● **Entries shown**
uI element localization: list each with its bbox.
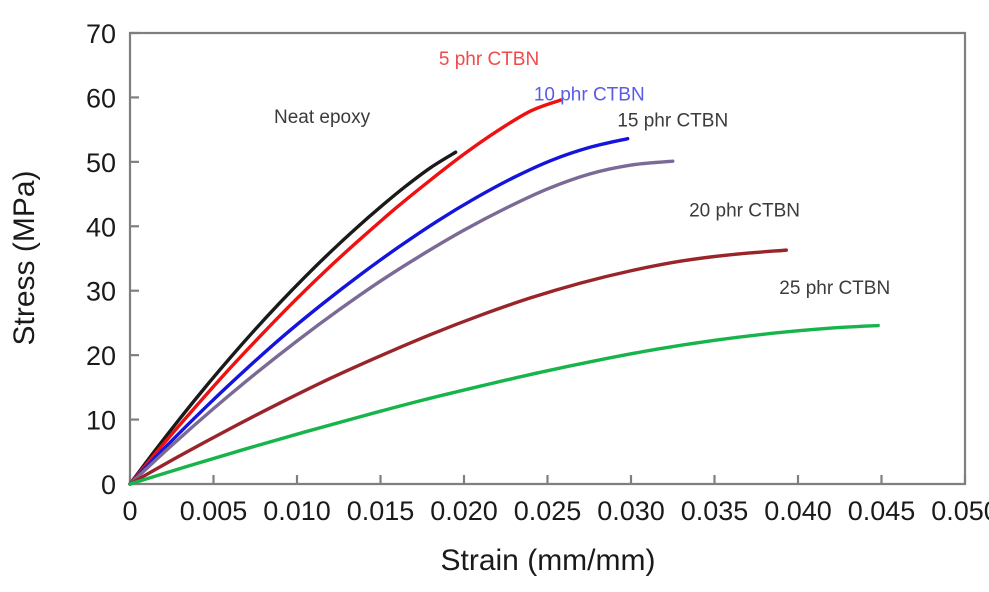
x-tick-label: 0.005 — [180, 496, 248, 526]
series-label: 25 phr CTBN — [779, 278, 890, 299]
series-curve — [130, 161, 673, 484]
series-labels: Neat epoxy5 phr CTBN10 phr CTBN15 phr CT… — [274, 49, 890, 299]
series-curve — [130, 326, 878, 484]
y-axis-title: Stress (MPa) — [8, 170, 41, 345]
x-tick-label: 0.015 — [347, 496, 415, 526]
chart-canvas: 00.0050.0100.0150.0200.0250.0300.0350.04… — [0, 0, 989, 592]
series-label: 5 phr CTBN — [439, 49, 539, 70]
x-tick-label: 0.045 — [848, 496, 916, 526]
x-tick-label: 0.050 — [931, 496, 989, 526]
series-label: 20 phr CTBN — [689, 201, 800, 222]
y-tick-label: 30 — [86, 277, 116, 307]
y-tick-label: 10 — [86, 406, 116, 436]
y-tick-label: 0 — [101, 470, 116, 500]
y-tick-labels: 010203040506070 — [86, 19, 116, 500]
series-curve — [130, 139, 628, 484]
x-tick-label: 0.040 — [764, 496, 832, 526]
x-tick-label: 0.030 — [597, 496, 665, 526]
x-tick-label: 0.025 — [514, 496, 582, 526]
series-label: Neat epoxy — [274, 107, 371, 128]
x-tick-labels: 00.0050.0100.0150.0200.0250.0300.0350.04… — [122, 496, 989, 526]
series-label: 10 phr CTBN — [534, 85, 645, 106]
x-tick-label: 0.010 — [263, 496, 331, 526]
y-tick-label: 70 — [86, 19, 116, 49]
x-tick-label: 0.020 — [430, 496, 498, 526]
y-tick-label: 60 — [86, 83, 116, 113]
y-tick-label: 50 — [86, 148, 116, 178]
y-tick-label: 40 — [86, 212, 116, 242]
data-curves — [130, 100, 878, 484]
x-tick-label: 0 — [122, 496, 137, 526]
x-axis-title: Strain (mm/mm) — [441, 544, 656, 577]
y-tick-label: 20 — [86, 341, 116, 371]
stress-strain-chart: 00.0050.0100.0150.0200.0250.0300.0350.04… — [0, 0, 989, 592]
series-label: 15 phr CTBN — [617, 110, 728, 131]
series-curve — [130, 250, 786, 484]
x-tick-label: 0.035 — [681, 496, 749, 526]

● **Instructions for the task**
Swap each "phr" for "pph" in the rows between the line holding "x-tick-label: 0.005 — [180, 496, 248, 526]" and the line holding "series-curve — [130, 139, 628, 484]", inclusive, and write those lines out again with nothing else changed.

● **Exercise answer**
x-tick-label: 0.005 — [180, 496, 248, 526]
series-label: 25 pph CTBN — [779, 278, 890, 299]
series-curve — [130, 161, 673, 484]
series-labels: Neat epoxy5 pph CTBN10 pph CTBN15 pph CT… — [274, 49, 890, 299]
series-curve — [130, 326, 878, 484]
y-axis-title: Stress (MPa) — [8, 170, 41, 345]
x-tick-label: 0.015 — [347, 496, 415, 526]
chart-canvas: 00.0050.0100.0150.0200.0250.0300.0350.04… — [0, 0, 989, 592]
series-label: 5 pph CTBN — [439, 49, 539, 70]
x-tick-label: 0.045 — [848, 496, 916, 526]
x-tick-label: 0.050 — [931, 496, 989, 526]
series-label: 20 pph CTBN — [689, 201, 800, 222]
y-tick-label: 30 — [86, 277, 116, 307]
y-tick-label: 10 — [86, 406, 116, 436]
y-tick-label: 0 — [101, 470, 116, 500]
y-tick-labels: 010203040506070 — [86, 19, 116, 500]
series-curve — [130, 139, 628, 484]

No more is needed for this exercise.